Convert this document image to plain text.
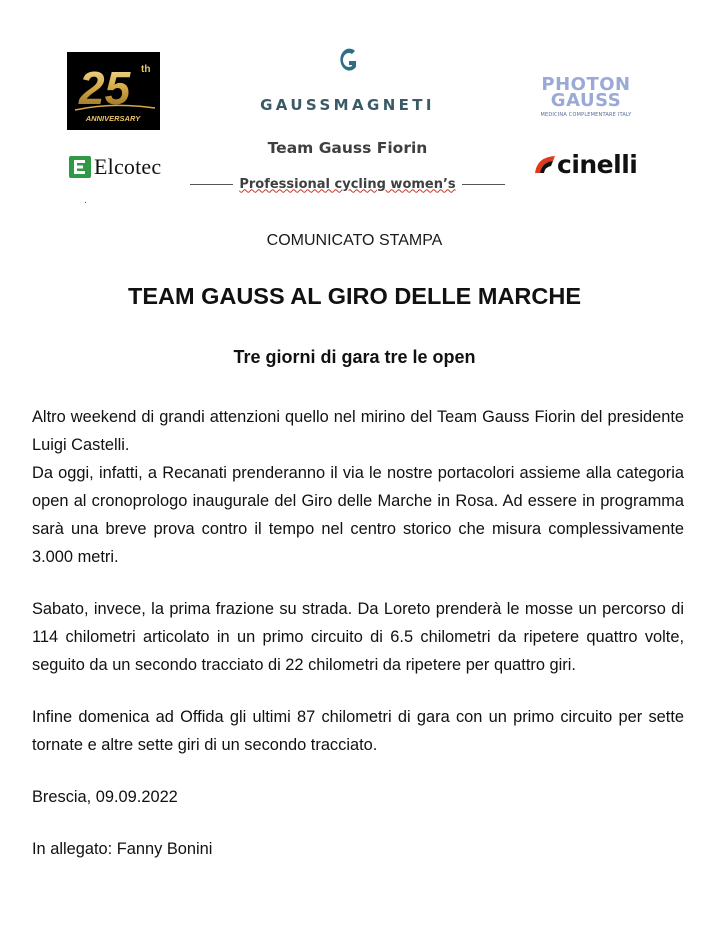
25 th
ANNIVERSARY
Elcotec
GAUSSMAGNETI
Team Gauss Fiorin
Professional cycling women’s
PHOTON
GAUSS
MEDICINA COMPLEMENTARE ITALY
cinelli
.
COMUNICATO STAMPA
TEAM GAUSS AL GIRO DELLE MARCHE
Tre giorni di gara tre le open

Altro weekend di grandi attenzioni quello nel mirino del Team Gauss Fiorin del presidente Luigi Castelli.

Da oggi, infatti, a Recanati prenderanno il via le nostre portacolori assieme alla categoria open al cronoprologo inaugurale del Giro delle Marche in Rosa. Ad essere in programma sarà una breve prova contro il tempo nel centro storico che misura complessivamente 3.000 metri.

Sabato, invece, la prima frazione su strada. Da Loreto prenderà le mosse un percorso di 114 chilometri articolato in un primo circuito di 6.5 chilometri da ripetere quattro volte, seguito da un secondo tracciato di 22 chilometri da ripetere per quattro giri.

Infine domenica ad Offida gli ultimi 87 chilometri di gara con un primo circuito per sette tornate e altre sette giri di un secondo tracciato.

Brescia, 09.09.2022

In allegato: Fanny Bonini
##############################
▶ [Job]: Repeat the records above exactly, omitting every picture.

▶ [Exercise solution]:
Convert this document image to plain text.
25 th
ANNIVERSARY
Elcotec
GAUSSMAGNETI
Team Gauss Fiorin
Professional cycling women’s
PHOTON
GAUSS
MEDICINA COMPLEMENTARE ITALY
cinelli
.
COMUNICATO STAMPA
TEAM GAUSS AL GIRO DELLE MARCHE
Tre giorni di gara tre le open

Altro weekend di grandi attenzioni quello nel mirino del Team Gauss Fiorin del presidente Luigi Castelli.

Da oggi, infatti, a Recanati prenderanno il via le nostre portacolori assieme alla categoria open al cronoprologo inaugurale del Giro delle Marche in Rosa. Ad essere in programma sarà una breve prova contro il tempo nel centro storico che misura complessivamente 3.000 metri.

Sabato, invece, la prima frazione su strada. Da Loreto prenderà le mosse un percorso di 114 chilometri articolato in un primo circuito di 6.5 chilometri da ripetere quattro volte, seguito da un secondo tracciato di 22 chilometri da ripetere per quattro giri.

Infine domenica ad Offida gli ultimi 87 chilometri di gara con un primo circuito per sette tornate e altre sette giri di un secondo tracciato.

Brescia, 09.09.2022

In allegato: Fanny Bonini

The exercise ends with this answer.